Text block:
Men in the village who had children under five were included in the follow up interviews to give a broader perspective on water security, as they might have a differing perspective on water prioritisation and use. Village chiefs (Alkalos)/ elders were also interviewed in each village to give a broader background perspective on how resources are managed, and wider community issues related to water.

2.3 Data collection

Data were collected from April to May 2022 at the end of the dry season. For the first round of data collection conducted in April, semi-structured interviews with three women in each village (four in the pilot: two transect walks and two in-depth interviews) were conducted (see Table 1). A transect walk was also conducted with one of these women at the end of the interview (see Table 1), where they were asked to walk the research team through their household and/or community to key points where they interact with water and take photos of what they consider to be important.

During the follow up interviews conducted in May, one man in each village was interviewed using a refined topic guide. An Alkalo (village chief)/elder in each village was also interviewed using a broader topic guide that focused on community issues.

A total of 46 participants were interviewed: 28 women; 9 men and 9 village chiefs (Alkalos)/elders (see Table 1 for the participant breakdown).

Data were collected by a team of three researchers (two field workers and IB). The field workers were both from villages around Kiang West, one was Fula (and fluent in Mandinka) and one was Mandinka. Interviews were conducted by the field workers in either Fula or Mandinka, depending on what was preferred by the participant. One interview with a village chief was conducted in English by IB. Throughout this period IB was primarily based in a village in Kiang West or in Basse and made detailed notes on any observations of the environment related to water use and access.

Prior to the interviews the field workers were trained by IB in the topic guides, and these were adapted to better fit the needs of the context. After piloting, this guide was further modified, and the interview process was also adapted iteratively based on the findings from the interviews. All topic guides are available at Bose et al., 2024 [47]. The interviews were carried out in the villages in a private location around participants’ homes. The first round of interviews was conducted during Ramadan, so efforts were made to ensure that the interviews were not too taxing for either the participant or the field team.

2.4 Data transcription and analysis

All interviews were recorded, orally translated into English by the field worker, and transcribed by IB. The translation and transcription process was interspersed throughout the fieldwork period, so that the interview guides could be modified according to the findings emerging from the prior interviews. These transcripts were then checked by OC (social scientist at the MRC Unit The Gambia) for quality control purposes.

Information shown:
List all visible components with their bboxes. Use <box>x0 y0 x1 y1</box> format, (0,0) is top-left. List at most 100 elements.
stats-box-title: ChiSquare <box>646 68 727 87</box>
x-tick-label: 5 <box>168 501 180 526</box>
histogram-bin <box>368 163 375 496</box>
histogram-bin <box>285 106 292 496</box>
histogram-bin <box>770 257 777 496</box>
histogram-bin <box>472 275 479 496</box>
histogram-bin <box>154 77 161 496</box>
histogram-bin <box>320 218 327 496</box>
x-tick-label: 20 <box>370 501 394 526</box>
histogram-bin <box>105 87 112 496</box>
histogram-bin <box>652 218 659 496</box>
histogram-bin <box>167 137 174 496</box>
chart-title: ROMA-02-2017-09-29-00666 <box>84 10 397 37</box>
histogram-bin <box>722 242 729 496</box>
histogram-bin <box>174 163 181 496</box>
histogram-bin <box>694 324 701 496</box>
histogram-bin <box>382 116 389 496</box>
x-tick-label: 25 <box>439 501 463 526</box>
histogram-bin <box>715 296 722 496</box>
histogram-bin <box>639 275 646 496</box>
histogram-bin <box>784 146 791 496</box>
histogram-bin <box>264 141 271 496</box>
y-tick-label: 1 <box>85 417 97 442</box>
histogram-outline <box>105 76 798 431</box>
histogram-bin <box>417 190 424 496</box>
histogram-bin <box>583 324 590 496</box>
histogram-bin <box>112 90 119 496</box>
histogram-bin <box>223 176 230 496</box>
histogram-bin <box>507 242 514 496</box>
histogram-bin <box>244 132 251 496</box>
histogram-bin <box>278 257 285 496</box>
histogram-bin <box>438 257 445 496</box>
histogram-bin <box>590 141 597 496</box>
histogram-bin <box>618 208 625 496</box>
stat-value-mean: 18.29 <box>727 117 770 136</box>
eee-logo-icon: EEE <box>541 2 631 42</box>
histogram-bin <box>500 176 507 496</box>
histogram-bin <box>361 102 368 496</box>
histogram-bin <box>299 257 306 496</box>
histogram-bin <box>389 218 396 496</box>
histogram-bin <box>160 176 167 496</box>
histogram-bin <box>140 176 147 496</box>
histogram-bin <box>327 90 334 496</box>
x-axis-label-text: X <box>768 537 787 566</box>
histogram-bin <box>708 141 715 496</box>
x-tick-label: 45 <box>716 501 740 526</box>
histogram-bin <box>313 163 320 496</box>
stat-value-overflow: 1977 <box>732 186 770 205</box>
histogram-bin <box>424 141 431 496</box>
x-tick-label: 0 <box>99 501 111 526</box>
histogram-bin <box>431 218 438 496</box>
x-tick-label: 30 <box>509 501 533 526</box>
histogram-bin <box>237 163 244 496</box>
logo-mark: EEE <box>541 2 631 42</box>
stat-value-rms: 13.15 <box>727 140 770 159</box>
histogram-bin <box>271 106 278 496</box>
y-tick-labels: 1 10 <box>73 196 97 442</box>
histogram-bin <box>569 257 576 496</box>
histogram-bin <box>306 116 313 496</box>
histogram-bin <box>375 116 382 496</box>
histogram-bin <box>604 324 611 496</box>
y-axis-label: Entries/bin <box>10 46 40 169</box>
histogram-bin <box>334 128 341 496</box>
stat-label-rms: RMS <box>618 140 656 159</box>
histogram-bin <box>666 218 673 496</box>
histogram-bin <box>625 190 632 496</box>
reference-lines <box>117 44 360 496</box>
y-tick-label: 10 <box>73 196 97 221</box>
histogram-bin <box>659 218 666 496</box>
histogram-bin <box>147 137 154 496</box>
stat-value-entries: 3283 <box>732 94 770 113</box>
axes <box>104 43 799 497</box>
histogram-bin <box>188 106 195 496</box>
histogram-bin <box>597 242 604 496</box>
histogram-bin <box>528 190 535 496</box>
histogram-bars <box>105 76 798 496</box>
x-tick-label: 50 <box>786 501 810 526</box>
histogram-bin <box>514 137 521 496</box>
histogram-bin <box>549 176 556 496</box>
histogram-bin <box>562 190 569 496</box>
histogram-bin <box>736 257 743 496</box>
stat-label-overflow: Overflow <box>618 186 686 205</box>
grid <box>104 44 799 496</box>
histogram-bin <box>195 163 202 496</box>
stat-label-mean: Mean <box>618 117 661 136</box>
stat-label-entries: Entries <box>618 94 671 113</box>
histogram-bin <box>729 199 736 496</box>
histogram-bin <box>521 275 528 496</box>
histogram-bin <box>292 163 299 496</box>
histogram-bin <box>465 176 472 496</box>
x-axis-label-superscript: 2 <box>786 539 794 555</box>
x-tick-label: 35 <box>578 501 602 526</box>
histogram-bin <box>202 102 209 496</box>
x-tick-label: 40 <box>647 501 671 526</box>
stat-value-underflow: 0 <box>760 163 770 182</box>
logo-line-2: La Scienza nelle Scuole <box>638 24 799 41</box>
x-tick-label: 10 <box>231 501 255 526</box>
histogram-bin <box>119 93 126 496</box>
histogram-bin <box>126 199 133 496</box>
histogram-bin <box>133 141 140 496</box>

Instruction 1:
Summarize the methods excerpt in two sentences.
Instruction 2:
Reproduce the methods excerpt from "2.3 Data collection" to "to be important.".
Instruction 3:
Decide whether each statement agrees with the methods excerpt, answering yes or no and quoting the words that settle it: (a) The data were collected at the end of the rainy season. (b) One interview with a village chief was conducted in English. (c) The first round of interviews took place during Ramadan.

Worked answer 1:
Data were collected in April and May 2022 at the end of the dry season, first through semi-structured interviews and transect walks with women, then through follow-up interviews with one man and one village chief or elder in each village, for 46 participants in total. Field workers conducted the interviews in Fula or Mandinka, and the recordings were orally translated into English, transcribed by IB, and checked by OC for quality control.

Worked answer 2:
2.3 Data collection

Data were collected from April to May 2022 at the end of the dry season. For the first round of data collection conducted in April, semi-structured interviews with three women in each village (four in the pilot: two transect walks and two in-depth interviews) were conducted (see Table 1). A transect walk was also conducted with one of these women at the end of the interview (see Table 1), where they were asked to walk the research team through their household and/or community to key points where they interact with water and take photos of what they consider to be important.

Worked answer 3:
(a) No: "Data were collected from April to May 2022 at the end of the dry season."
(b) Yes: "One interview with a village chief was conducted in English by IB."
(c) Yes: "The first round of interviews was conducted during Ramadan"